WORK INSTRUCTIONS:
Please count the lines below that contain the word "separated", and reply with that number alone.
• • • • •
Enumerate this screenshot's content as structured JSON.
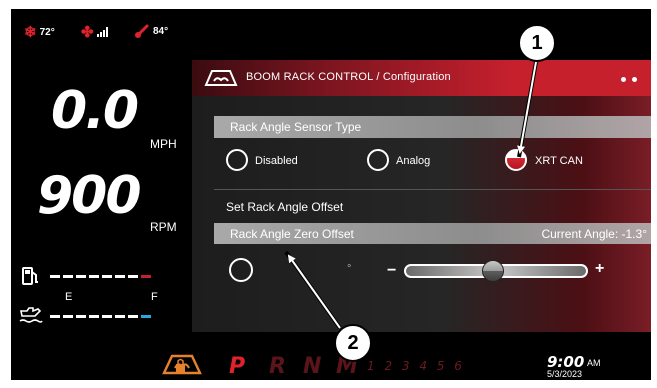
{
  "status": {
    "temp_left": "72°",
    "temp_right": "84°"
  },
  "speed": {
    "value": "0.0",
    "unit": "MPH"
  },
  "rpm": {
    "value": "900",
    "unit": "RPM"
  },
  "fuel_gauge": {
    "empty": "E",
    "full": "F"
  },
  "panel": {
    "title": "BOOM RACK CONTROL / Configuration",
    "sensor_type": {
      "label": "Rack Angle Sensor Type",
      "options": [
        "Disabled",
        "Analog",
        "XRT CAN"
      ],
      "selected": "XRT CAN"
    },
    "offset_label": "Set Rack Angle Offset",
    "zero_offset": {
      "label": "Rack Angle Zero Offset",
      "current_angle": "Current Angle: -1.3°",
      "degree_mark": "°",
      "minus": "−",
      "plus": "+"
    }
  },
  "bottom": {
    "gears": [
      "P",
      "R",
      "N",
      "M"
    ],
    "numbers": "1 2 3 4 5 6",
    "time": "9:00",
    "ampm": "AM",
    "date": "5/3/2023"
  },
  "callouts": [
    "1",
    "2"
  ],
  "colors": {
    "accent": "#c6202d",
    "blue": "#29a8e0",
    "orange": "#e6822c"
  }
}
• • • • •
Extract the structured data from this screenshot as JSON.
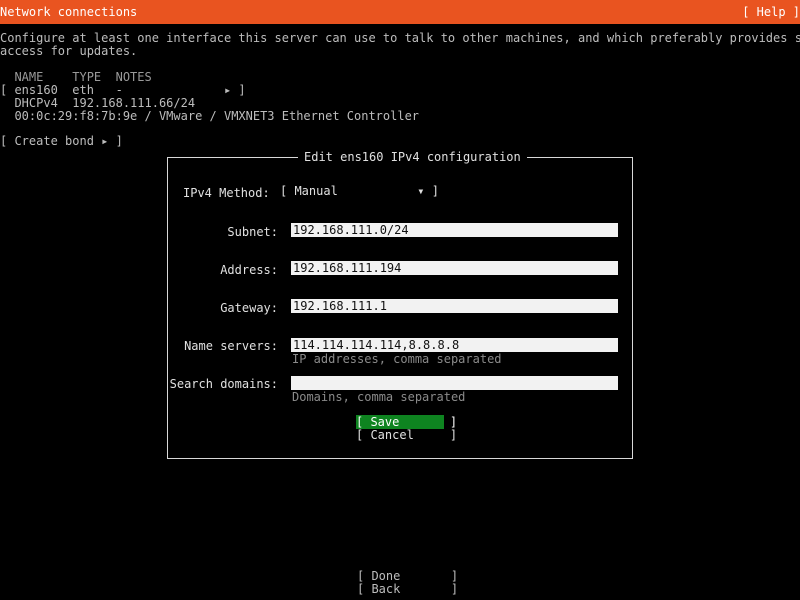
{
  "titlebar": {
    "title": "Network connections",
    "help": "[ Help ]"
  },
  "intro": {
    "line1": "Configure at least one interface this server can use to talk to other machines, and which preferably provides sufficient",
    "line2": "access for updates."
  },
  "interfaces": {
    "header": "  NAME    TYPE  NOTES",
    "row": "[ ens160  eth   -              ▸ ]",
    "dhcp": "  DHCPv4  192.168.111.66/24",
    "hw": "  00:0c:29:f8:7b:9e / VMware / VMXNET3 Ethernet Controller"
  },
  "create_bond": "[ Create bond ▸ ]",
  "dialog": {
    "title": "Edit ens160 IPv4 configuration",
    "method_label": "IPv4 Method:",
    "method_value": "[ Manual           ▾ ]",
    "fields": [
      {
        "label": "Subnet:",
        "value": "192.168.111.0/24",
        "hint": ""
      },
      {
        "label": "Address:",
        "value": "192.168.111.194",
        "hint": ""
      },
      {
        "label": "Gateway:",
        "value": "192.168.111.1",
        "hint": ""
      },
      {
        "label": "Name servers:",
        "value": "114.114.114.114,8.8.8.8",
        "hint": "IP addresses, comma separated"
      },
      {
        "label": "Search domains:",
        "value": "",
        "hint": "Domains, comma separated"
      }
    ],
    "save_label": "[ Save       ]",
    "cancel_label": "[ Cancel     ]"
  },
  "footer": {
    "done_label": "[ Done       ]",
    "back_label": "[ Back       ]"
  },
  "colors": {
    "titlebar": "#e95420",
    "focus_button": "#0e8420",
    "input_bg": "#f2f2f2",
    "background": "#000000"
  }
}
• • • • •
WRITTEN REPLY:
2